### TASK DATA
━━━━━━━━━━━━━━━━

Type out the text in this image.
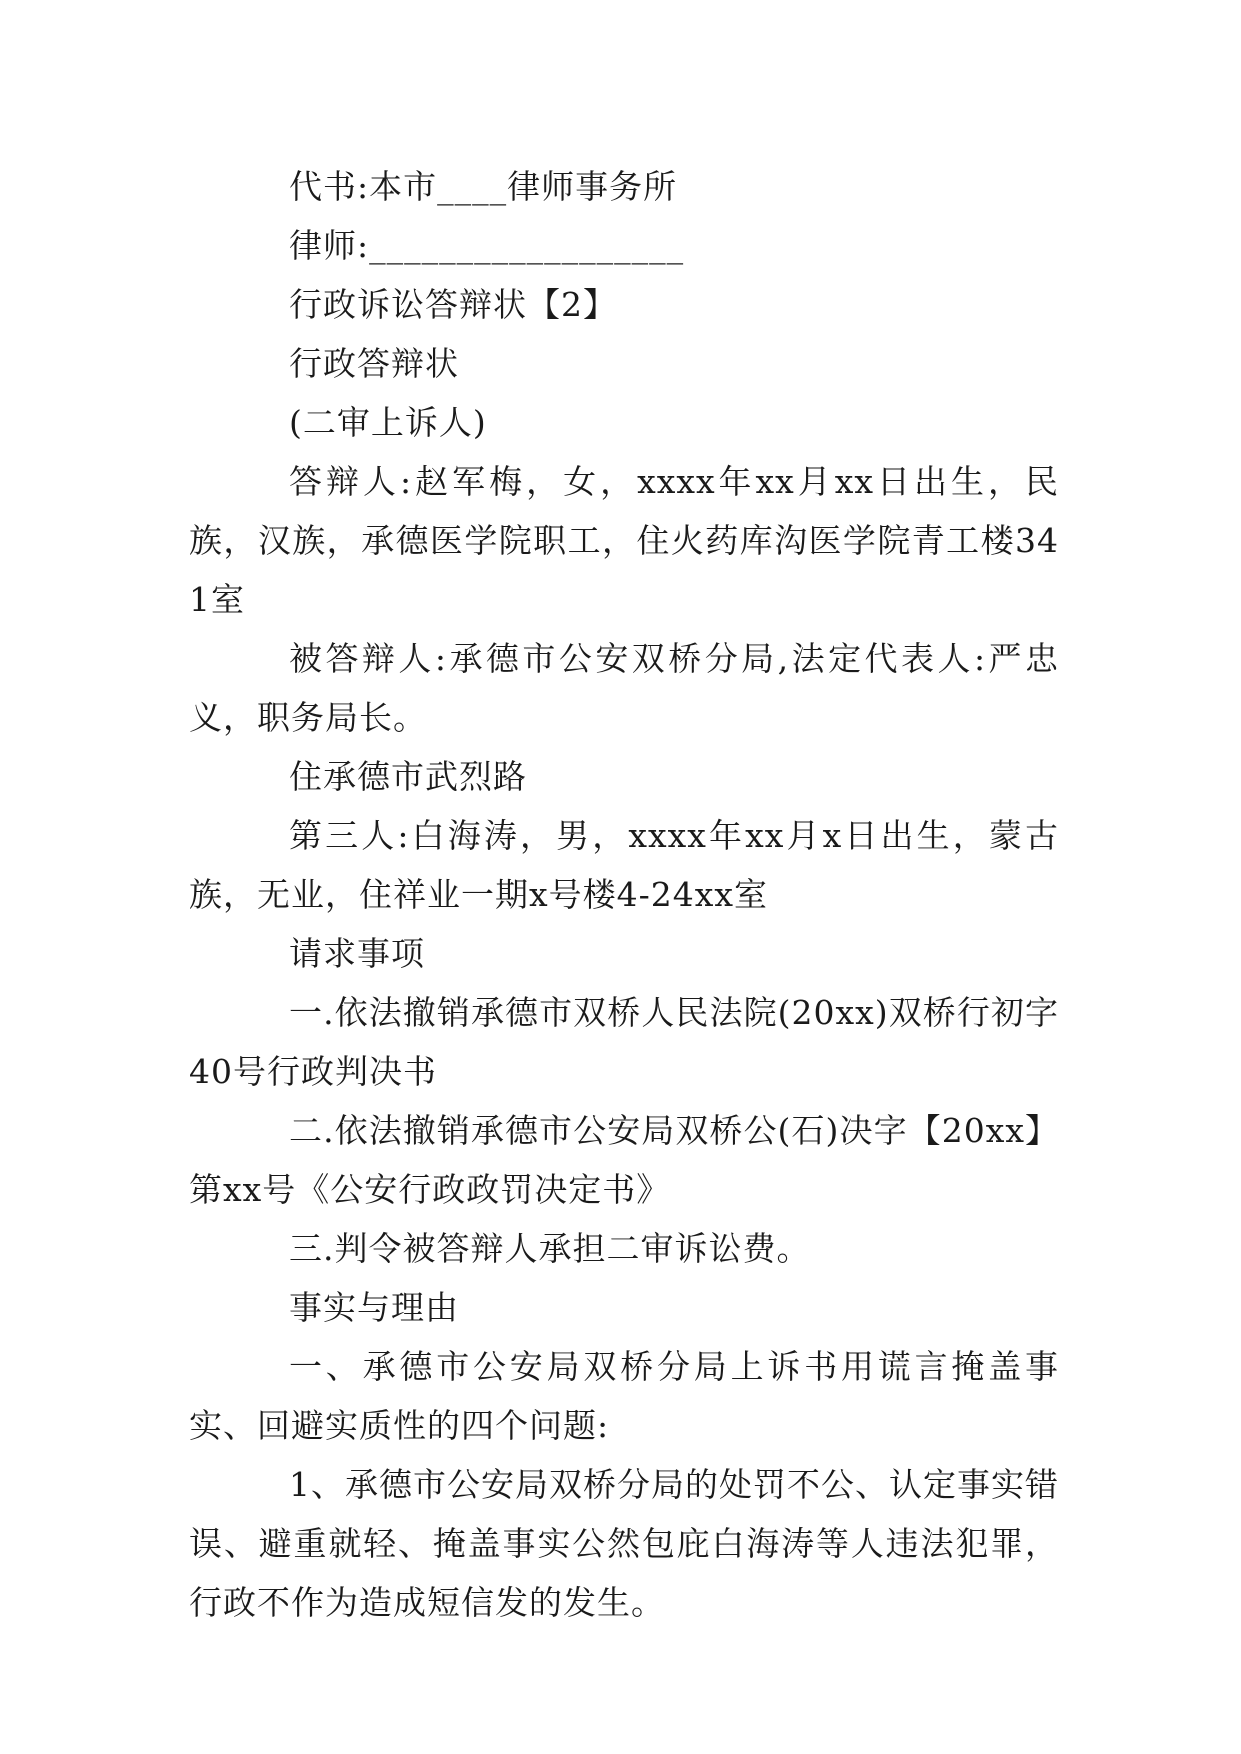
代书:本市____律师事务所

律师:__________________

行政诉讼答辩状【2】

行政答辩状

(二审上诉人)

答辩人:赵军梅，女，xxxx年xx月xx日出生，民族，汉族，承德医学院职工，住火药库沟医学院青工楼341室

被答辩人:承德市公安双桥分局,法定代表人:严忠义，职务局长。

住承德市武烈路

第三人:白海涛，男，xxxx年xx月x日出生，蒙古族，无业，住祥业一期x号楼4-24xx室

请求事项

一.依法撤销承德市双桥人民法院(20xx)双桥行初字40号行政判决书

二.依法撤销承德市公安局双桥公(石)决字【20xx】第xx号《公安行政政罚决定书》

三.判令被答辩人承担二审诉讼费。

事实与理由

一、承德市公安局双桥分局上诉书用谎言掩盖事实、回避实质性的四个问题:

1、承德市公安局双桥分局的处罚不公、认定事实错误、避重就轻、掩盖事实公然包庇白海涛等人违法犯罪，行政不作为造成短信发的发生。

━━━━━━━━━━━━━━━━

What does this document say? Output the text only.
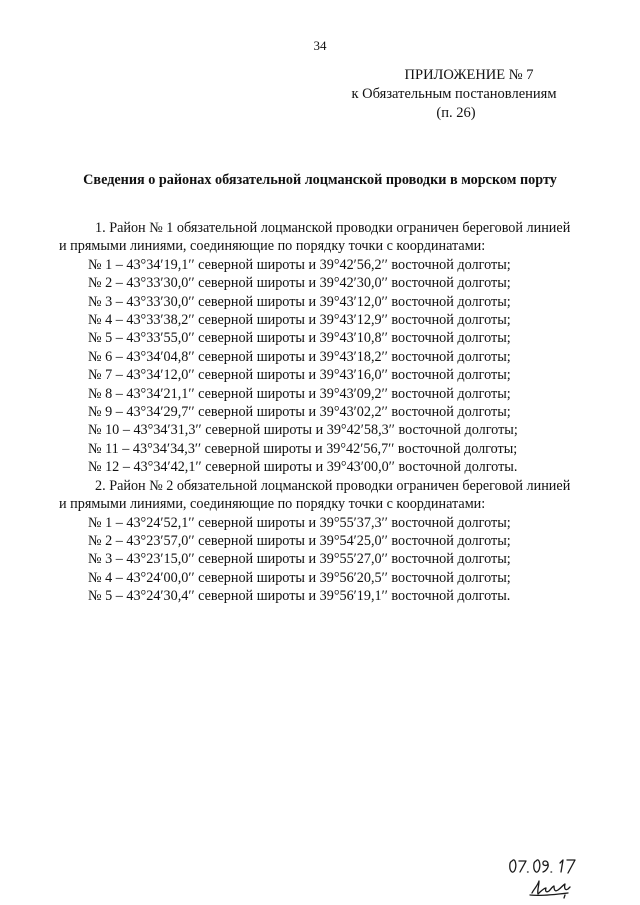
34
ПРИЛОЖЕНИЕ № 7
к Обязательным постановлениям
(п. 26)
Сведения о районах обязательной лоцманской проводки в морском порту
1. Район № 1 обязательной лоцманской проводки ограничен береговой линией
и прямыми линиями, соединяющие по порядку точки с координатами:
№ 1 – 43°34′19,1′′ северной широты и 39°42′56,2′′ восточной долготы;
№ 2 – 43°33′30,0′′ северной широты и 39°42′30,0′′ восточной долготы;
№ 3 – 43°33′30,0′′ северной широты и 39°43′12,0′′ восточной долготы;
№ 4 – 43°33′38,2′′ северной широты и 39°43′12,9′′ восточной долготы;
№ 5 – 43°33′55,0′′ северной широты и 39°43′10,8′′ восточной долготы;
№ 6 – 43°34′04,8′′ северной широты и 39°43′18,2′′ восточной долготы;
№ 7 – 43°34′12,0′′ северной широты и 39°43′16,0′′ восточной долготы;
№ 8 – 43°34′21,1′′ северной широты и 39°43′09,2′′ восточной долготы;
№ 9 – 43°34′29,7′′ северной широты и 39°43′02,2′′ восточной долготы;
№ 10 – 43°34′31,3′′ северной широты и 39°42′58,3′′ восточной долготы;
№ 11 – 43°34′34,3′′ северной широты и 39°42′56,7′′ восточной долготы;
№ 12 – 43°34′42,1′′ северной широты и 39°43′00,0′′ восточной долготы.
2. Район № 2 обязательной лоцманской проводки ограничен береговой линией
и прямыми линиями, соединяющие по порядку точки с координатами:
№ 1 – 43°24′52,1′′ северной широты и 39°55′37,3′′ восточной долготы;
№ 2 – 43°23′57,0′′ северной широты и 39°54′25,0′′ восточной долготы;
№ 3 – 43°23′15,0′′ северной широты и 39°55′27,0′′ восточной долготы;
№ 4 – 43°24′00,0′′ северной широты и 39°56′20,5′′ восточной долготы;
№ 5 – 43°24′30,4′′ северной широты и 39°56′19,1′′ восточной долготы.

━━━━━━━━━━━━━━━━

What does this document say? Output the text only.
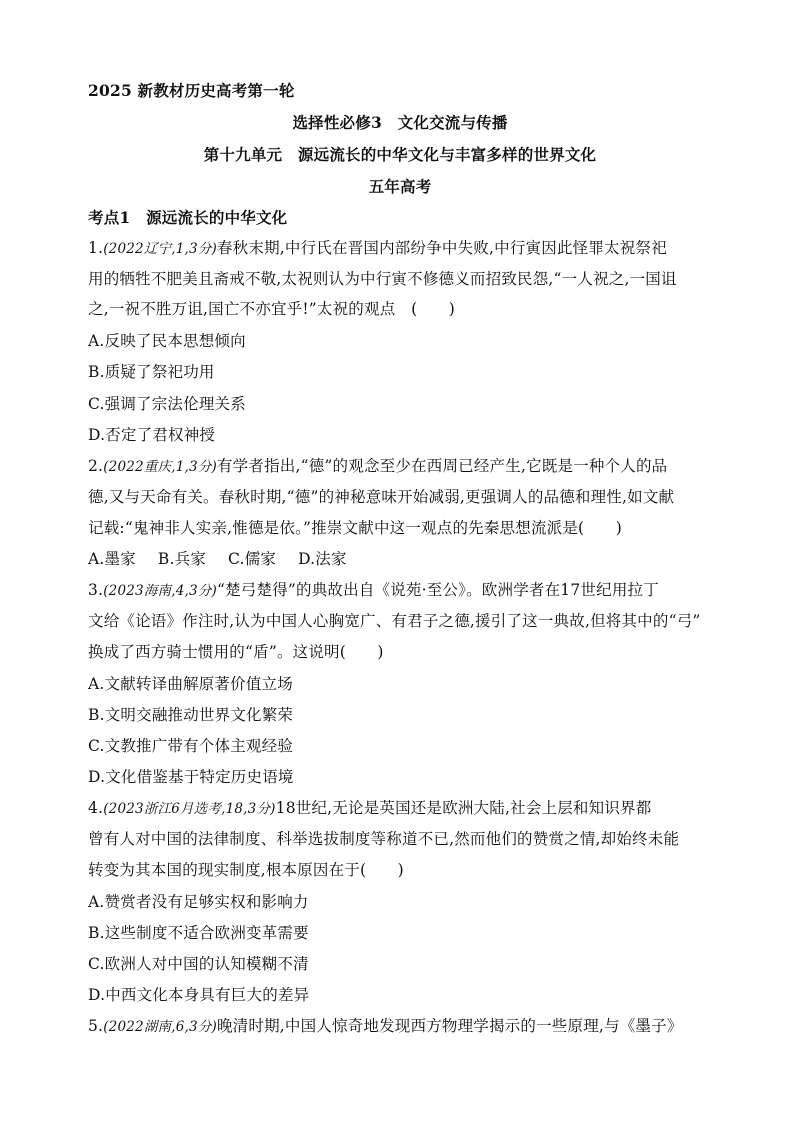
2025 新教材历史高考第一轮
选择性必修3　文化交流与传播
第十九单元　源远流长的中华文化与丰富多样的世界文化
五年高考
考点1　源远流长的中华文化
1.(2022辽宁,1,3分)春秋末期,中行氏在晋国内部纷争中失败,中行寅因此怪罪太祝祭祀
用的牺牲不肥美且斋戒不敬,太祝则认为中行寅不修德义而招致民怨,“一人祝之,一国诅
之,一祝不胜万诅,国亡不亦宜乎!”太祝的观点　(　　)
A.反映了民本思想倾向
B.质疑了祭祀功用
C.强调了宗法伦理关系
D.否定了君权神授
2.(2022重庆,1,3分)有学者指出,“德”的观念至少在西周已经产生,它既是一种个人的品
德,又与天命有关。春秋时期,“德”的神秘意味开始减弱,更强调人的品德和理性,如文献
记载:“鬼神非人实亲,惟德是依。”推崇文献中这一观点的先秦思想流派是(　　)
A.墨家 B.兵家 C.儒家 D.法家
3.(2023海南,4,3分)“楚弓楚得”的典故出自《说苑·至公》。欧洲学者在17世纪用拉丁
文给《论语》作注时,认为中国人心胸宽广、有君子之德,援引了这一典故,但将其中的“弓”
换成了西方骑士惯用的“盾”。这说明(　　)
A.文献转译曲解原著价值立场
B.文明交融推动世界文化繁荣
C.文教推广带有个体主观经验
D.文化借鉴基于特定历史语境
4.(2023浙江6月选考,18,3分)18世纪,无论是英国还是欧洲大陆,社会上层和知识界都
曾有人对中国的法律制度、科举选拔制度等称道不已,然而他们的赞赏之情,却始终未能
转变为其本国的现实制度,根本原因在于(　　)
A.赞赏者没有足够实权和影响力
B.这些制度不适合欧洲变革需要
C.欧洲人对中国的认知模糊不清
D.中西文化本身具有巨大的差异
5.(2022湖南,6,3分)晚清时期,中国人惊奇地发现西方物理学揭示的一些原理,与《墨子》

━━━━━━━━━━━━━━━━

### EXERCISE GOAL
Report all lines of the data that include the word "лоцманской".

### WRITTEN ANSWER
Сведения о районах обязательной лоцманской проводки в морском порту
1. Район № 1 обязательной лоцманской проводки ограничен береговой линией
2. Район № 2 обязательной лоцманской проводки ограничен береговой линией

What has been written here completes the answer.